------ Material to process ------
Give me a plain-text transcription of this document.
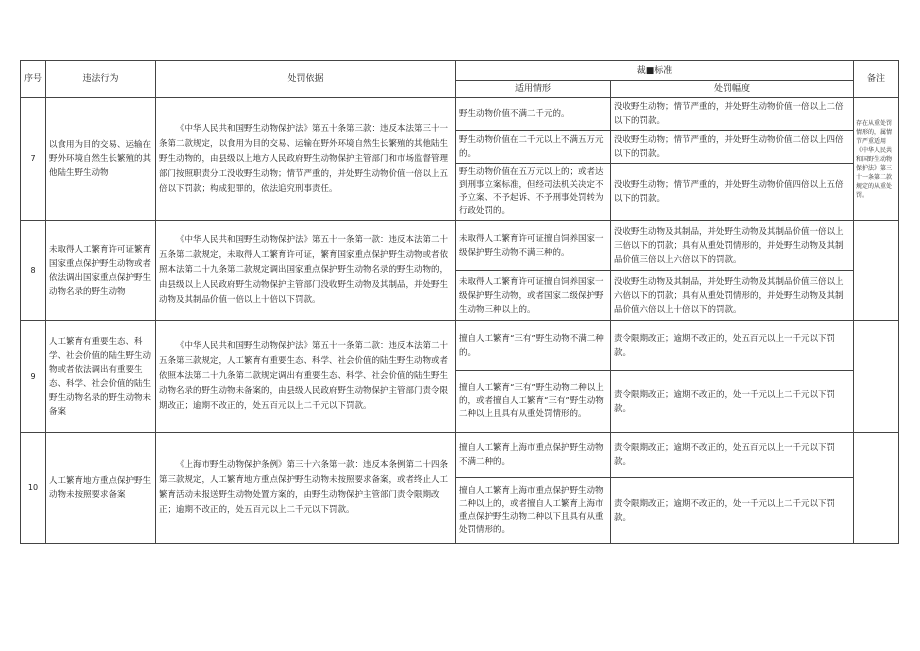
序号	违法行为	处罚依据	裁■标准		备注
			适用情形	处罚幅度	
7	以食用为目的交易、运输在野外环境自然生长繁殖的其他陆生野生动物	《中华人民共和国野生动物保护法》第五十条第三款：违反本法第三十一条第二款规定，以食用为目的交易、运输在野外环境自然生长繁殖的其他陆生野生动物的，由县级以上地方人民政府野生动物保护主管部门和市场监督管理部门按照职责分工没收野生动物；情节严重的，并处野生动物价值一倍以上五倍以下罚款；构成犯罪的，依法追究刑事责任。	野生动物价值不满二千元的。	没收野生动物；情节严重的，并处野生动物价值一倍以上二倍以下的罚款。	存在从重处罚情形的，属情节严重适用《中华人民共和国野生动物保护法》第三十一条第二款规定的从重处罚。
			野生动物价值在二千元以上不满五万元的。	没收野生动物；情节严重的，并处野生动物价值二倍以上四倍以下的罚款。	
			野生动物价值在五万元以上的；或者达到刑事立案标准，但经司法机关决定不予立案、不予起诉、不予刑事处罚转为行政处罚的。	没收野生动物；情节严重的，并处野生动物价值四倍以上五倍以下的罚款。	
8	未取得人工繁育许可证繁育国家重点保护野生动物或者依法调出国家重点保护野生动物名录的野生动物	《中华人民共和国野生动物保护法》第五十一条第一款：违反本法第二十五条第二款规定，未取得人工繁育许可证，繁育国家重点保护野生动物或者依照本法第二十九条第二款规定调出国家重点保护野生动物名录的野生动物的，由县级以上人民政府野生动物保护主管部门没收野生动物及其制品，并处野生动物及其制品价值一倍以上十倍以下罚款。	未取得人工繁育许可证擅自饲养国家一级保护野生动物不满三种的。	没收野生动物及其制品，并处野生动物及其制品价值一倍以上三倍以下的罚款；具有从重处罚情形的，并处野生动物及其制品价值三倍以上六倍以下的罚款。	
			未取得人工繁育许可证擅自饲养国家一级保护野生动物，或者国家二级保护野生动物三种以上的。	没收野生动物及其制品，并处野生动物及其制品价值三倍以上六倍以下的罚款；具有从重处罚情形的，并处野生动物及其制品价值六倍以上十倍以下的罚款。	
9	人工繁育有重要生态、科学、社会价值的陆生野生动物或者依法调出有重要生态、科学、社会价值的陆生野生动物名录的野生动物未备案	《中华人民共和国野生动物保护法》第五十一条第二款：违反本法第二十五条第三款规定，人工繁育有重要生态、科学、社会价值的陆生野生动物或者依照本法第二十九条第二款规定调出有重要生态、科学、社会价值的陆生野生动物名录的野生动物未备案的，由县级人民政府野生动物保护主管部门责令限期改正；逾期不改正的，处五百元以上二千元以下罚款。	擅自人工繁育“三有”野生动物不满二种的。	责令限期改正；逾期不改正的，处五百元以上一千元以下罚款。	
			擅自人工繁育“三有”野生动物二种以上的，或者擅自人工繁育“三有”野生动物二种以上且具有从重处罚情形的。	责令限期改正；逾期不改正的，处一千元以上二千元以下罚款。	
10	人工繁育地方重点保护野生动物未按照要求备案	《上海市野生动物保护条例》第三十六条第一款：违反本条例第二十四条第三款规定，人工繁育地方重点保护野生动物未按照要求备案，或者终止人工繁育活动未报送野生动物处置方案的，由野生动物保护主管部门责令限期改正；逾期不改正的，处五百元以上二千元以下罚款。	擅自人工繁育上海市重点保护野生动物不满二种的。	责令限期改正；逾期不改正的，处五百元以上一千元以下罚款。	
			擅自人工繁育上海市重点保护野生动物二种以上的，或者擅自人工繁育上海市重点保护野生动物二种以下且具有从重处罚情形的。	责令限期改正；逾期不改正的，处一千元以上二千元以下罚款。	
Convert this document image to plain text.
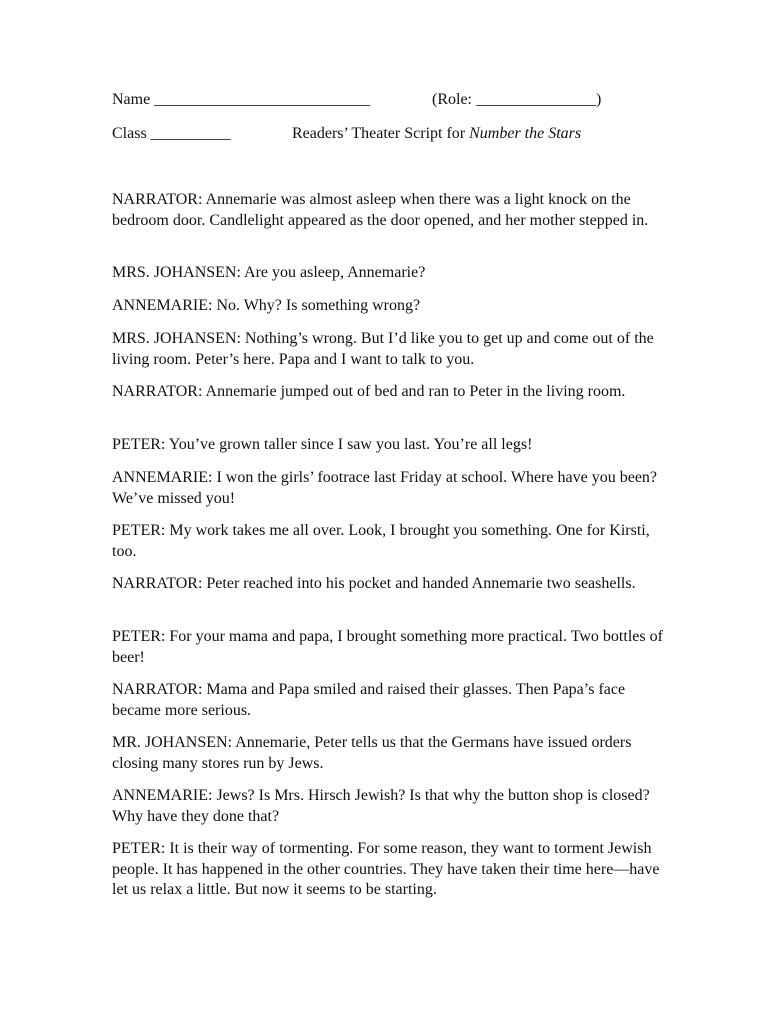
Name ___________________________	(Role: _______________)
Class __________	Readers’ Theater Script for Number the Stars

NARRATOR: Annemarie was almost asleep when there was a light knock on the bedroom door. Candlelight appeared as the door opened, and her mother stepped in.

MRS. JOHANSEN: Are you asleep, Annemarie?

ANNEMARIE: No. Why? Is something wrong?

MRS. JOHANSEN: Nothing’s wrong. But I’d like you to get up and come out of the living room. Peter’s here. Papa and I want to talk to you.

NARRATOR: Annemarie jumped out of bed and ran to Peter in the living room.

PETER: You’ve grown taller since I saw you last. You’re all legs!

ANNEMARIE: I won the girls’ footrace last Friday at school. Where have you been? We’ve missed you!

PETER: My work takes me all over. Look, I brought you something. One for Kirsti, too.

NARRATOR: Peter reached into his pocket and handed Annemarie two seashells.

PETER: For your mama and papa, I brought something more practical. Two bottles of beer!

NARRATOR: Mama and Papa smiled and raised their glasses. Then Papa’s face became more serious.

MR. JOHANSEN: Annemarie, Peter tells us that the Germans have issued orders closing many stores run by Jews.

ANNEMARIE: Jews? Is Mrs. Hirsch Jewish? Is that why the button shop is closed? Why have they done that?

PETER: It is their way of tormenting. For some reason, they want to torment Jewish people. It has happened in the other countries. They have taken their time here—have let us relax a little. But now it seems to be starting.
------
§ **Your instructions**
Pictures are excluded; copy every other part of the records exactly.

§ **Full response**
Give me a plain-text transcription of this document.
序号	违法行为	处罚依据	裁■标准		备注
			适用情形	处罚幅度	
7	以食用为目的交易、运输在野外环境自然生长繁殖的其他陆生野生动物	《中华人民共和国野生动物保护法》第五十条第三款：违反本法第三十一条第二款规定，以食用为目的交易、运输在野外环境自然生长繁殖的其他陆生野生动物的，由县级以上地方人民政府野生动物保护主管部门和市场监督管理部门按照职责分工没收野生动物；情节严重的，并处野生动物价值一倍以上五倍以下罚款；构成犯罪的，依法追究刑事责任。	野生动物价值不满二千元的。	没收野生动物；情节严重的，并处野生动物价值一倍以上二倍以下的罚款。	存在从重处罚情形的，属情节严重适用《中华人民共和国野生动物保护法》第三十一条第二款规定的从重处罚。
			野生动物价值在二千元以上不满五万元的。	没收野生动物；情节严重的，并处野生动物价值二倍以上四倍以下的罚款。	
			野生动物价值在五万元以上的；或者达到刑事立案标准，但经司法机关决定不予立案、不予起诉、不予刑事处罚转为行政处罚的。	没收野生动物；情节严重的，并处野生动物价值四倍以上五倍以下的罚款。	
8	未取得人工繁育许可证繁育国家重点保护野生动物或者依法调出国家重点保护野生动物名录的野生动物	《中华人民共和国野生动物保护法》第五十一条第一款：违反本法第二十五条第二款规定，未取得人工繁育许可证，繁育国家重点保护野生动物或者依照本法第二十九条第二款规定调出国家重点保护野生动物名录的野生动物的，由县级以上人民政府野生动物保护主管部门没收野生动物及其制品，并处野生动物及其制品价值一倍以上十倍以下罚款。	未取得人工繁育许可证擅自饲养国家一级保护野生动物不满三种的。	没收野生动物及其制品，并处野生动物及其制品价值一倍以上三倍以下的罚款；具有从重处罚情形的，并处野生动物及其制品价值三倍以上六倍以下的罚款。	
			未取得人工繁育许可证擅自饲养国家一级保护野生动物，或者国家二级保护野生动物三种以上的。	没收野生动物及其制品，并处野生动物及其制品价值三倍以上六倍以下的罚款；具有从重处罚情形的，并处野生动物及其制品价值六倍以上十倍以下的罚款。	
9	人工繁育有重要生态、科学、社会价值的陆生野生动物或者依法调出有重要生态、科学、社会价值的陆生野生动物名录的野生动物未备案	《中华人民共和国野生动物保护法》第五十一条第二款：违反本法第二十五条第三款规定，人工繁育有重要生态、科学、社会价值的陆生野生动物或者依照本法第二十九条第二款规定调出有重要生态、科学、社会价值的陆生野生动物名录的野生动物未备案的，由县级人民政府野生动物保护主管部门责令限期改正；逾期不改正的，处五百元以上二千元以下罚款。	擅自人工繁育“三有”野生动物不满二种的。	责令限期改正；逾期不改正的，处五百元以上一千元以下罚款。	
			擅自人工繁育“三有”野生动物二种以上的，或者擅自人工繁育“三有”野生动物二种以上且具有从重处罚情形的。	责令限期改正；逾期不改正的，处一千元以上二千元以下罚款。	
10	人工繁育地方重点保护野生动物未按照要求备案	《上海市野生动物保护条例》第三十六条第一款：违反本条例第二十四条第三款规定，人工繁育地方重点保护野生动物未按照要求备案，或者终止人工繁育活动未报送野生动物处置方案的，由野生动物保护主管部门责令限期改正；逾期不改正的，处五百元以上二千元以下罚款。	擅自人工繁育上海市重点保护野生动物不满二种的。	责令限期改正；逾期不改正的，处五百元以上一千元以下罚款。	
			擅自人工繁育上海市重点保护野生动物二种以上的，或者擅自人工繁育上海市重点保护野生动物二种以下且具有从重处罚情形的。	责令限期改正；逾期不改正的，处一千元以上二千元以下罚款。	
Convert this document image to plain text.
Name ___________________________	(Role: _______________)
Class __________	Readers’ Theater Script for Number the Stars

NARRATOR: Annemarie was almost asleep when there was a light knock on the bedroom door. Candlelight appeared as the door opened, and her mother stepped in.

MRS. JOHANSEN: Are you asleep, Annemarie?

ANNEMARIE: No. Why? Is something wrong?

MRS. JOHANSEN: Nothing’s wrong. But I’d like you to get up and come out of the living room. Peter’s here. Papa and I want to talk to you.

NARRATOR: Annemarie jumped out of bed and ran to Peter in the living room.

PETER: You’ve grown taller since I saw you last. You’re all legs!

ANNEMARIE: I won the girls’ footrace last Friday at school. Where have you been? We’ve missed you!

PETER: My work takes me all over. Look, I brought you something. One for Kirsti, too.

NARRATOR: Peter reached into his pocket and handed Annemarie two seashells.

PETER: For your mama and papa, I brought something more practical. Two bottles of beer!

NARRATOR: Mama and Papa smiled and raised their glasses. Then Papa’s face became more serious.

MR. JOHANSEN: Annemarie, Peter tells us that the Germans have issued orders closing many stores run by Jews.

ANNEMARIE: Jews? Is Mrs. Hirsch Jewish? Is that why the button shop is closed? Why have they done that?

PETER: It is their way of tormenting. For some reason, they want to torment Jewish people. It has happened in the other countries. They have taken their time here—have let us relax a little. But now it seems to be starting.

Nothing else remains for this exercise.